What this task involves →
Give all of the lines again, with nothing added or dropped.
++++++++++
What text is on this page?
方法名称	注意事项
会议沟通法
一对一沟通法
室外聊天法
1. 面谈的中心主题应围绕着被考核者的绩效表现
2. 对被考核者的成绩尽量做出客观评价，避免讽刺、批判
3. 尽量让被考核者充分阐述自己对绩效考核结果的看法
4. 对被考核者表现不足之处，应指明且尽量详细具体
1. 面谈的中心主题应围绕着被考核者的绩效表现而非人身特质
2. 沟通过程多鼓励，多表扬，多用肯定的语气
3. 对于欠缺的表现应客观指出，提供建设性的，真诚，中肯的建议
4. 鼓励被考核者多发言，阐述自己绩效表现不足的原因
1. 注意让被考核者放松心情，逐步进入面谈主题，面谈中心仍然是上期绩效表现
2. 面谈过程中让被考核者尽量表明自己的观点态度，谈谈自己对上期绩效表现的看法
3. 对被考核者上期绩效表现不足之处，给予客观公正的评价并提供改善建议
++++++++++
Exercise output →
What text is on this page?
方法名称	注意事项
会议沟通法
一对一沟通法
室外聊天法
1. 面谈的中心主题应围绕着被考核者的绩效表现
2. 对被考核者的成绩尽量做出客观评价，避免讽刺、批判
3. 尽量让被考核者充分阐述自己对绩效考核结果的看法
4. 对被考核者表现不足之处，应指明且尽量详细具体
1. 面谈的中心主题应围绕着被考核者的绩效表现而非人身特质
2. 沟通过程多鼓励，多表扬，多用肯定的语气
3. 对于欠缺的表现应客观指出，提供建设性的，真诚，中肯的建议
4. 鼓励被考核者多发言，阐述自己绩效表现不足的原因
1. 注意让被考核者放松心情，逐步进入面谈主题，面谈中心仍然是上期绩效表现
2. 面谈过程中让被考核者尽量表明自己的观点态度，谈谈自己对上期绩效表现的看法
3. 对被考核者上期绩效表现不足之处，给予客观公正的评价并提供改善建议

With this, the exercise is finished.